[Dataset entries]
§ §

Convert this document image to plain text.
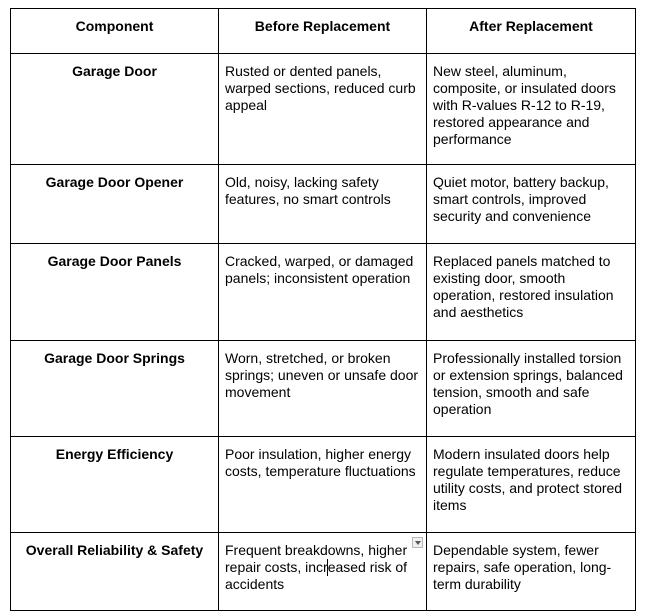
Component	Before Replacement	After Replacement
Garage Door	Rusted or dented panels, warped sections, reduced curb appeal	New steel, aluminum, composite, or insulated doors with R-values R-12 to R-19, restored appearance and performance
Garage Door Opener	Old, noisy, lacking safety features, no smart controls	Quiet motor, battery backup, smart controls, improved security and convenience
Garage Door Panels	Cracked, warped, or damaged panels; inconsistent operation	Replaced panels matched to existing door, smooth operation, restored insulation and aesthetics
Garage Door Springs	Worn, stretched, or broken springs; uneven or unsafe door movement	Professionally installed torsion or extension springs, balanced tension, smooth and safe operation
Energy Efficiency	Poor insulation, higher energy costs, temperature fluctuations	Modern insulated doors help regulate temperatures, reduce utility costs, and protect stored items
Overall Reliability & Safety	Frequent breakdowns, higher repair costs, increased risk of accidents	Dependable system, fewer repairs, safe operation, long-term durability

§ §

Aim of the exercise: What is the number of lines in the listing above that contain the string "doors"? Give only the number.

Response: 2